"""

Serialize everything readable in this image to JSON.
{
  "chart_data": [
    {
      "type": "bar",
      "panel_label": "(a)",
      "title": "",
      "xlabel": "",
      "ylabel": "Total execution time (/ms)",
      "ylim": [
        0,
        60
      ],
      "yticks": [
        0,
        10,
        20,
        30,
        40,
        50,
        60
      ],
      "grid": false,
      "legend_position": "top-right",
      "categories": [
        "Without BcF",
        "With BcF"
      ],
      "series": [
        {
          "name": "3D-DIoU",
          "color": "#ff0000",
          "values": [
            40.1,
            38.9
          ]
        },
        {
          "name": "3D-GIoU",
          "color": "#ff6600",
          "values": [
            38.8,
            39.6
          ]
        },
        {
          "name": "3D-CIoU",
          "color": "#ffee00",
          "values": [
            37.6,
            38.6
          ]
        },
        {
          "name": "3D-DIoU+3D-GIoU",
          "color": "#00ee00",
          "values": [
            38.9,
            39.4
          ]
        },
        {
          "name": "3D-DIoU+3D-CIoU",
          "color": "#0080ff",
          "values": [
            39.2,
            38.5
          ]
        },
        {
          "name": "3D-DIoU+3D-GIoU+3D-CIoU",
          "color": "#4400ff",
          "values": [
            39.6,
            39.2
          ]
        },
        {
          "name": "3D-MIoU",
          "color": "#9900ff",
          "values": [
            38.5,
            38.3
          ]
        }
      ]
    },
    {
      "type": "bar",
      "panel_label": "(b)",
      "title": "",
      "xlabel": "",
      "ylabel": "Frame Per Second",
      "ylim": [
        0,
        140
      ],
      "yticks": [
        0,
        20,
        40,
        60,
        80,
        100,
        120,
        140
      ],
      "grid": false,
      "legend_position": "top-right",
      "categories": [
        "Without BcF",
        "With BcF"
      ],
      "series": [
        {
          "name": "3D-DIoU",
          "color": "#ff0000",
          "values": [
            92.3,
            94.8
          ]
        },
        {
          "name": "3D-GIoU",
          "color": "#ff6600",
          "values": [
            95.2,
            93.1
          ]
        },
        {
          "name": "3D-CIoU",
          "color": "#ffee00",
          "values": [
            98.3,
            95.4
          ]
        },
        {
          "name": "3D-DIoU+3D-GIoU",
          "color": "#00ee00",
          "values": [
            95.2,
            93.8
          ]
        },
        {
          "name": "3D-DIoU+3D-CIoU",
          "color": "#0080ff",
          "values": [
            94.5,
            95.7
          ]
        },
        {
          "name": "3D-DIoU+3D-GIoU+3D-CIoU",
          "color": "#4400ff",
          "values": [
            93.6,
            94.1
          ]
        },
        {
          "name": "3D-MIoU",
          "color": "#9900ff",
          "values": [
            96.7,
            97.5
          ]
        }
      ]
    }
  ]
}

"""

What this task involves =>
From the listing above, reproduce all the lines exactly.

Output =>
Serialize everything readable in this image to JSON.
{
  "chart_data": [
    {
      "type": "bar",
      "panel_label": "(a)",
      "title": "",
      "xlabel": "",
      "ylabel": "Total execution time (/ms)",
      "ylim": [
        0,
        60
      ],
      "yticks": [
        0,
        10,
        20,
        30,
        40,
        50,
        60
      ],
      "grid": false,
      "legend_position": "top-right",
      "categories": [
        "Without BcF",
        "With BcF"
      ],
      "series": [
        {
          "name": "3D-DIoU",
          "color": "#ff0000",
          "values": [
            40.1,
            38.9
          ]
        },
        {
          "name": "3D-GIoU",
          "color": "#ff6600",
          "values": [
            38.8,
            39.6
          ]
        },
        {
          "name": "3D-CIoU",
          "color": "#ffee00",
          "values": [
            37.6,
            38.6
          ]
        },
        {
          "name": "3D-DIoU+3D-GIoU",
          "color": "#00ee00",
          "values": [
            38.9,
            39.4
          ]
        },
        {
          "name": "3D-DIoU+3D-CIoU",
          "color": "#0080ff",
          "values": [
            39.2,
            38.5
          ]
        },
        {
          "name": "3D-DIoU+3D-GIoU+3D-CIoU",
          "color": "#4400ff",
          "values": [
            39.6,
            39.2
          ]
        },
        {
          "name": "3D-MIoU",
          "color": "#9900ff",
          "values": [
            38.5,
            38.3
          ]
        }
      ]
    },
    {
      "type": "bar",
      "panel_label": "(b)",
      "title": "",
      "xlabel": "",
      "ylabel": "Frame Per Second",
      "ylim": [
        0,
        140
      ],
      "yticks": [
        0,
        20,
        40,
        60,
        80,
        100,
        120,
        140
      ],
      "grid": false,
      "legend_position": "top-right",
      "categories": [
        "Without BcF",
        "With BcF"
      ],
      "series": [
        {
          "name": "3D-DIoU",
          "color": "#ff0000",
          "values": [
            92.3,
            94.8
          ]
        },
        {
          "name": "3D-GIoU",
          "color": "#ff6600",
          "values": [
            95.2,
            93.1
          ]
        },
        {
          "name": "3D-CIoU",
          "color": "#ffee00",
          "values": [
            98.3,
            95.4
          ]
        },
        {
          "name": "3D-DIoU+3D-GIoU",
          "color": "#00ee00",
          "values": [
            95.2,
            93.8
          ]
        },
        {
          "name": "3D-DIoU+3D-CIoU",
          "color": "#0080ff",
          "values": [
            94.5,
            95.7
          ]
        },
        {
          "name": "3D-DIoU+3D-GIoU+3D-CIoU",
          "color": "#4400ff",
          "values": [
            93.6,
            94.1
          ]
        },
        {
          "name": "3D-MIoU",
          "color": "#9900ff",
          "values": [
            96.7,
            97.5
          ]
        }
      ]
    }
  ]
}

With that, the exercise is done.